▶ **DIRECTIONS**:
Please print all of the material below, word for word.

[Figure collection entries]

************

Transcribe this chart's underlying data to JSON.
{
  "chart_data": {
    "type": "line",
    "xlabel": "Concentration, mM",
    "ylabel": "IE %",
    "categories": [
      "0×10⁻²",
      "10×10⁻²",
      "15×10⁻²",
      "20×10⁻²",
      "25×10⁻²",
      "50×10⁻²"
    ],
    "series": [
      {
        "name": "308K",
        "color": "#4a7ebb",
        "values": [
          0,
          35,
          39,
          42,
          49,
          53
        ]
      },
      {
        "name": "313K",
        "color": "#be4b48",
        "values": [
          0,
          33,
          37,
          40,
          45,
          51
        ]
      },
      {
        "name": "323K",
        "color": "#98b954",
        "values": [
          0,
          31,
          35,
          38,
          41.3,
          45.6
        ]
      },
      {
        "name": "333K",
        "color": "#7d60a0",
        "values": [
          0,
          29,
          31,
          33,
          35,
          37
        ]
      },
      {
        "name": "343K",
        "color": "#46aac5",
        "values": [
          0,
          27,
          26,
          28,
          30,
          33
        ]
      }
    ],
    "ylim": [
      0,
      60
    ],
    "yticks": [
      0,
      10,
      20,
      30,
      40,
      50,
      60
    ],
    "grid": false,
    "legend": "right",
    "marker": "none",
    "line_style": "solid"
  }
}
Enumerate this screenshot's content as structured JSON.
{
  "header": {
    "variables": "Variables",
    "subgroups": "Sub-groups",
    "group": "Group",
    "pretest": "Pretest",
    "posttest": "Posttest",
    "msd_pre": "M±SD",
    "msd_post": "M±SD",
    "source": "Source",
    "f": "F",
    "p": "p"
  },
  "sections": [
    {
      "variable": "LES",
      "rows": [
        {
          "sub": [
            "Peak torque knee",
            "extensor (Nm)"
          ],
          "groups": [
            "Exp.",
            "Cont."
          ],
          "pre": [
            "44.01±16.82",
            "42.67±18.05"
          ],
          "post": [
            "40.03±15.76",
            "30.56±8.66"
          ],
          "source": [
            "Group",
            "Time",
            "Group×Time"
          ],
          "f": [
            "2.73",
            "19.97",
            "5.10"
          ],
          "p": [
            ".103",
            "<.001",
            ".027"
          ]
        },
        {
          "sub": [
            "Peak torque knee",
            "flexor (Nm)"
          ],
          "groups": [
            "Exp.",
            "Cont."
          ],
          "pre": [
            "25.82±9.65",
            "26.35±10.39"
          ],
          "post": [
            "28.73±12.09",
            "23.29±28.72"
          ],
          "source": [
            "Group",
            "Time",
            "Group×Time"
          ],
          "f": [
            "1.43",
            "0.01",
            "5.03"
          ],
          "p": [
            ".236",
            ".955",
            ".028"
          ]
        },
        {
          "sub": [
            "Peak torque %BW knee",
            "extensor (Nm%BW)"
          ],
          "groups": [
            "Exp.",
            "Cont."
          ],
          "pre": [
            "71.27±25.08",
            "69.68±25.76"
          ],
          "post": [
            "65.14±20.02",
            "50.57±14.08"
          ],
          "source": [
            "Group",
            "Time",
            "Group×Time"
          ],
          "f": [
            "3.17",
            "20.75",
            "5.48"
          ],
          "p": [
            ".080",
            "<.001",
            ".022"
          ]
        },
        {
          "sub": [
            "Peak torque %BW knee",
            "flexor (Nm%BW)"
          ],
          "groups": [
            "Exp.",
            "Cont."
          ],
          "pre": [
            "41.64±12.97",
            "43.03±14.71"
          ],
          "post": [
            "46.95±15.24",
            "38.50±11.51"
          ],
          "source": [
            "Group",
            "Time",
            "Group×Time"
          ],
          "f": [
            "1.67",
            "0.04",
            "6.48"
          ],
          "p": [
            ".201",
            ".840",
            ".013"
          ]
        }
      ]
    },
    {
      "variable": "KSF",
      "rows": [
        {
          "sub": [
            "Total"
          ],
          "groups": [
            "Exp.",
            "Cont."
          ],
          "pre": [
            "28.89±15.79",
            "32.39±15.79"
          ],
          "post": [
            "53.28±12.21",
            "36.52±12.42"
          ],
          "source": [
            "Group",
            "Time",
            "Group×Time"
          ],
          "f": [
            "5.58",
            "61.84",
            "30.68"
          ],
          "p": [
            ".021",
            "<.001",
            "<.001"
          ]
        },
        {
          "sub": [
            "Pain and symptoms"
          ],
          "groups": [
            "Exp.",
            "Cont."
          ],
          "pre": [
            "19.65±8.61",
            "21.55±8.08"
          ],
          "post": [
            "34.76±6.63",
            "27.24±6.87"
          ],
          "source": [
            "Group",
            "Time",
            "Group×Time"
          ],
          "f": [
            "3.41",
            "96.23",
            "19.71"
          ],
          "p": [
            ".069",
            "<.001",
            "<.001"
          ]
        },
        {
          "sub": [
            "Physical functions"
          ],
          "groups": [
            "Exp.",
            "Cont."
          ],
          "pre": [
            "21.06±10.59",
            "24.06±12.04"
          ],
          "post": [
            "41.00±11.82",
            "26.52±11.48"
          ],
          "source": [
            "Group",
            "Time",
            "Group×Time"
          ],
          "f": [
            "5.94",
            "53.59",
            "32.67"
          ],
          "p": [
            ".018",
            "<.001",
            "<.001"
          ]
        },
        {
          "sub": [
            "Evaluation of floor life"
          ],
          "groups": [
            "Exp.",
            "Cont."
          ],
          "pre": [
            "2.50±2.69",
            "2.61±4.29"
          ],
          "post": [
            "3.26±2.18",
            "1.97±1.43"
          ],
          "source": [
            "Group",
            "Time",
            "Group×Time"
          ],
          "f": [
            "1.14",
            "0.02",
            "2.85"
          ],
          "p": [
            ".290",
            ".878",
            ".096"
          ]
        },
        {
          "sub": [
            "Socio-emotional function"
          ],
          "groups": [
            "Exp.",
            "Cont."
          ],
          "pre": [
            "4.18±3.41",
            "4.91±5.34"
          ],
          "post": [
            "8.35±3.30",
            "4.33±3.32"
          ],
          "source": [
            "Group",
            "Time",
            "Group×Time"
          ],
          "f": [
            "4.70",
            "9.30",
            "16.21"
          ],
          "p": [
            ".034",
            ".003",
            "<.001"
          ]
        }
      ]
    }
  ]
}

************

▶ **FINAL RESULT**:
Transcribe this chart's underlying data to JSON.
{
  "chart_data": {
    "type": "line",
    "xlabel": "Concentration, mM",
    "ylabel": "IE %",
    "categories": [
      "0×10⁻²",
      "10×10⁻²",
      "15×10⁻²",
      "20×10⁻²",
      "25×10⁻²",
      "50×10⁻²"
    ],
    "series": [
      {
        "name": "308K",
        "color": "#4a7ebb",
        "values": [
          0,
          35,
          39,
          42,
          49,
          53
        ]
      },
      {
        "name": "313K",
        "color": "#be4b48",
        "values": [
          0,
          33,
          37,
          40,
          45,
          51
        ]
      },
      {
        "name": "323K",
        "color": "#98b954",
        "values": [
          0,
          31,
          35,
          38,
          41.3,
          45.6
        ]
      },
      {
        "name": "333K",
        "color": "#7d60a0",
        "values": [
          0,
          29,
          31,
          33,
          35,
          37
        ]
      },
      {
        "name": "343K",
        "color": "#46aac5",
        "values": [
          0,
          27,
          26,
          28,
          30,
          33
        ]
      }
    ],
    "ylim": [
      0,
      60
    ],
    "yticks": [
      0,
      10,
      20,
      30,
      40,
      50,
      60
    ],
    "grid": false,
    "legend": "right",
    "marker": "none",
    "line_style": "solid"
  }
}
Enumerate this screenshot's content as structured JSON.
{
  "header": {
    "variables": "Variables",
    "subgroups": "Sub-groups",
    "group": "Group",
    "pretest": "Pretest",
    "posttest": "Posttest",
    "msd_pre": "M±SD",
    "msd_post": "M±SD",
    "source": "Source",
    "f": "F",
    "p": "p"
  },
  "sections": [
    {
      "variable": "LES",
      "rows": [
        {
          "sub": [
            "Peak torque knee",
            "extensor (Nm)"
          ],
          "groups": [
            "Exp.",
            "Cont."
          ],
          "pre": [
            "44.01±16.82",
            "42.67±18.05"
          ],
          "post": [
            "40.03±15.76",
            "30.56±8.66"
          ],
          "source": [
            "Group",
            "Time",
            "Group×Time"
          ],
          "f": [
            "2.73",
            "19.97",
            "5.10"
          ],
          "p": [
            ".103",
            "<.001",
            ".027"
          ]
        },
        {
          "sub": [
            "Peak torque knee",
            "flexor (Nm)"
          ],
          "groups": [
            "Exp.",
            "Cont."
          ],
          "pre": [
            "25.82±9.65",
            "26.35±10.39"
          ],
          "post": [
            "28.73±12.09",
            "23.29±28.72"
          ],
          "source": [
            "Group",
            "Time",
            "Group×Time"
          ],
          "f": [
            "1.43",
            "0.01",
            "5.03"
          ],
          "p": [
            ".236",
            ".955",
            ".028"
          ]
        },
        {
          "sub": [
            "Peak torque %BW knee",
            "extensor (Nm%BW)"
          ],
          "groups": [
            "Exp.",
            "Cont."
          ],
          "pre": [
            "71.27±25.08",
            "69.68±25.76"
          ],
          "post": [
            "65.14±20.02",
            "50.57±14.08"
          ],
          "source": [
            "Group",
            "Time",
            "Group×Time"
          ],
          "f": [
            "3.17",
            "20.75",
            "5.48"
          ],
          "p": [
            ".080",
            "<.001",
            ".022"
          ]
        },
        {
          "sub": [
            "Peak torque %BW knee",
            "flexor (Nm%BW)"
          ],
          "groups": [
            "Exp.",
            "Cont."
          ],
          "pre": [
            "41.64±12.97",
            "43.03±14.71"
          ],
          "post": [
            "46.95±15.24",
            "38.50±11.51"
          ],
          "source": [
            "Group",
            "Time",
            "Group×Time"
          ],
          "f": [
            "1.67",
            "0.04",
            "6.48"
          ],
          "p": [
            ".201",
            ".840",
            ".013"
          ]
        }
      ]
    },
    {
      "variable": "KSF",
      "rows": [
        {
          "sub": [
            "Total"
          ],
          "groups": [
            "Exp.",
            "Cont."
          ],
          "pre": [
            "28.89±15.79",
            "32.39±15.79"
          ],
          "post": [
            "53.28±12.21",
            "36.52±12.42"
          ],
          "source": [
            "Group",
            "Time",
            "Group×Time"
          ],
          "f": [
            "5.58",
            "61.84",
            "30.68"
          ],
          "p": [
            ".021",
            "<.001",
            "<.001"
          ]
        },
        {
          "sub": [
            "Pain and symptoms"
          ],
          "groups": [
            "Exp.",
            "Cont."
          ],
          "pre": [
            "19.65±8.61",
            "21.55±8.08"
          ],
          "post": [
            "34.76±6.63",
            "27.24±6.87"
          ],
          "source": [
            "Group",
            "Time",
            "Group×Time"
          ],
          "f": [
            "3.41",
            "96.23",
            "19.71"
          ],
          "p": [
            ".069",
            "<.001",
            "<.001"
          ]
        },
        {
          "sub": [
            "Physical functions"
          ],
          "groups": [
            "Exp.",
            "Cont."
          ],
          "pre": [
            "21.06±10.59",
            "24.06±12.04"
          ],
          "post": [
            "41.00±11.82",
            "26.52±11.48"
          ],
          "source": [
            "Group",
            "Time",
            "Group×Time"
          ],
          "f": [
            "5.94",
            "53.59",
            "32.67"
          ],
          "p": [
            ".018",
            "<.001",
            "<.001"
          ]
        },
        {
          "sub": [
            "Evaluation of floor life"
          ],
          "groups": [
            "Exp.",
            "Cont."
          ],
          "pre": [
            "2.50±2.69",
            "2.61±4.29"
          ],
          "post": [
            "3.26±2.18",
            "1.97±1.43"
          ],
          "source": [
            "Group",
            "Time",
            "Group×Time"
          ],
          "f": [
            "1.14",
            "0.02",
            "2.85"
          ],
          "p": [
            ".290",
            ".878",
            ".096"
          ]
        },
        {
          "sub": [
            "Socio-emotional function"
          ],
          "groups": [
            "Exp.",
            "Cont."
          ],
          "pre": [
            "4.18±3.41",
            "4.91±5.34"
          ],
          "post": [
            "8.35±3.30",
            "4.33±3.32"
          ],
          "source": [
            "Group",
            "Time",
            "Group×Time"
          ],
          "f": [
            "4.70",
            "9.30",
            "16.21"
          ],
          "p": [
            ".034",
            ".003",
            "<.001"
          ]
        }
      ]
    }
  ]
}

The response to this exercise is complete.